DATA TO USE
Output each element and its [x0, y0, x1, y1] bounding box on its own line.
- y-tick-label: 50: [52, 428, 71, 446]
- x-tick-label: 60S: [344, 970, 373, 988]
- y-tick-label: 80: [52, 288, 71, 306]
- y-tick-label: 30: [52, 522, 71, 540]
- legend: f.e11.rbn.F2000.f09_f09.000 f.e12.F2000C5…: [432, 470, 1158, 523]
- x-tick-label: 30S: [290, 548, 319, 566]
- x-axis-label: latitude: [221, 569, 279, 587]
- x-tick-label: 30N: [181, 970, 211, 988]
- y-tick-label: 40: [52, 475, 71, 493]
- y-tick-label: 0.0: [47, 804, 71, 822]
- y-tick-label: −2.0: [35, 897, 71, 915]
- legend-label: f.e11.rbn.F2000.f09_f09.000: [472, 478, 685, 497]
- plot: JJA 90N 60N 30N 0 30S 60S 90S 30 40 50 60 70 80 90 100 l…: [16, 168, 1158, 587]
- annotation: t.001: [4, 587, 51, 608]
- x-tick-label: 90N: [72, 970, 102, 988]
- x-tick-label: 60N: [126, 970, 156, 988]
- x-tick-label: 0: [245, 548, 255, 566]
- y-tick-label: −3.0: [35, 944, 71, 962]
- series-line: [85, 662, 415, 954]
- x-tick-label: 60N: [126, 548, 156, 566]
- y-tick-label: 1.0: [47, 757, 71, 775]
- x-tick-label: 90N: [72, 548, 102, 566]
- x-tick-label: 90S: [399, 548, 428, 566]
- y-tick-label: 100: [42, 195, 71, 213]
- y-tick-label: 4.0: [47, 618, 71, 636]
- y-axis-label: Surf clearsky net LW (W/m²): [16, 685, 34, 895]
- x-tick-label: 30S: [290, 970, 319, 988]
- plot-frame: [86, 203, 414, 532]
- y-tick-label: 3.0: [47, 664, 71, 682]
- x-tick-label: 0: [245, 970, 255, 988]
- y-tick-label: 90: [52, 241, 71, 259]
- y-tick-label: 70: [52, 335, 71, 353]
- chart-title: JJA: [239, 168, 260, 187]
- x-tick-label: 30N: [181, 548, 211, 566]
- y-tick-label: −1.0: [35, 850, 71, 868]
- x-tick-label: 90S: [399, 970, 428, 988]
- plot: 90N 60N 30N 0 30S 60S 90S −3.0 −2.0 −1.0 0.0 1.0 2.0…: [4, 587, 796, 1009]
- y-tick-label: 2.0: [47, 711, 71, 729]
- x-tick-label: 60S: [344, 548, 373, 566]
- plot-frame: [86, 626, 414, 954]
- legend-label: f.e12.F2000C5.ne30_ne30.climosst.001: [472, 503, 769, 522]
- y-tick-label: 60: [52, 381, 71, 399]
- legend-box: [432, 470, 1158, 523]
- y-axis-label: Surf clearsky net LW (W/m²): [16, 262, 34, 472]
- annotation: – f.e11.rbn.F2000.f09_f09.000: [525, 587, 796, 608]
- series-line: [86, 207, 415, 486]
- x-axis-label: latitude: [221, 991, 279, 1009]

TASK REQUIREMENTS
Convert the rows, from the first line through the line containing "- x-tick-label: 0: [245, 970, 255, 988]", into a JSON list of strings with one string per line, counting both ends and leaving out blank lines.

ANSWER
[
  "Output each element and its [x0, y0, x1, y1] bounding box on its own line.",
  "- y-tick-label: 50: [52, 428, 71, 446]",
  "- x-tick-label: 60S: [344, 970, 373, 988]",
  "- y-tick-label: 80: [52, 288, 71, 306]",
  "- y-tick-label: 30: [52, 522, 71, 540]",
  "- legend: f.e11.rbn.F2000.f09_f09.000 f.e12.F2000C5…: [432, 470, 1158, 523]",
  "- x-tick-label: 30S: [290, 548, 319, 566]",
  "- x-axis-label: latitude: [221, 569, 279, 587]",
  "- x-tick-label: 30N: [181, 970, 211, 988]",
  "- y-tick-label: 40: [52, 475, 71, 493]",
  "- y-tick-label: 0.0: [47, 804, 71, 822]",
  "- y-tick-label: −2.0: [35, 897, 71, 915]",
  "- legend-label: f.e11.rbn.F2000.f09_f09.000: [472, 478, 685, 497]",
  "- plot: JJA 90N 60N 30N 0 30S 60S 90S 30 40 50 60 70 80 90 100 l…: [16, 168, 1158, 587]",
  "- annotation: t.001: [4, 587, 51, 608]",
  "- x-tick-label: 90N: [72, 970, 102, 988]",
  "- x-tick-label: 60N: [126, 970, 156, 988]",
  "- x-tick-label: 0: [245, 548, 255, 566]",
  "- y-tick-label: −3.0: [35, 944, 71, 962]",
  "- series-line: [85, 662, 415, 954]",
  "- x-tick-label: 60N: [126, 548, 156, 566]",
  "- y-tick-label: 1.0: [47, 757, 71, 775]",
  "- x-tick-label: 90N: [72, 548, 102, 566]",
  "- x-tick-label: 90S: [399, 548, 428, 566]",
  "- y-tick-label: 100: [42, 195, 71, 213]",
  "- y-tick-label: 4.0: [47, 618, 71, 636]",
  "- y-axis-label: Surf clearsky net LW (W/m²): [16, 685, 34, 895]",
  "- x-tick-label: 30S: [290, 970, 319, 988]",
  "- plot-frame: [86, 203, 414, 532]",
  "- y-tick-label: 3.0: [47, 664, 71, 682]",
  "- x-tick-label: 0: [245, 970, 255, 988]"
]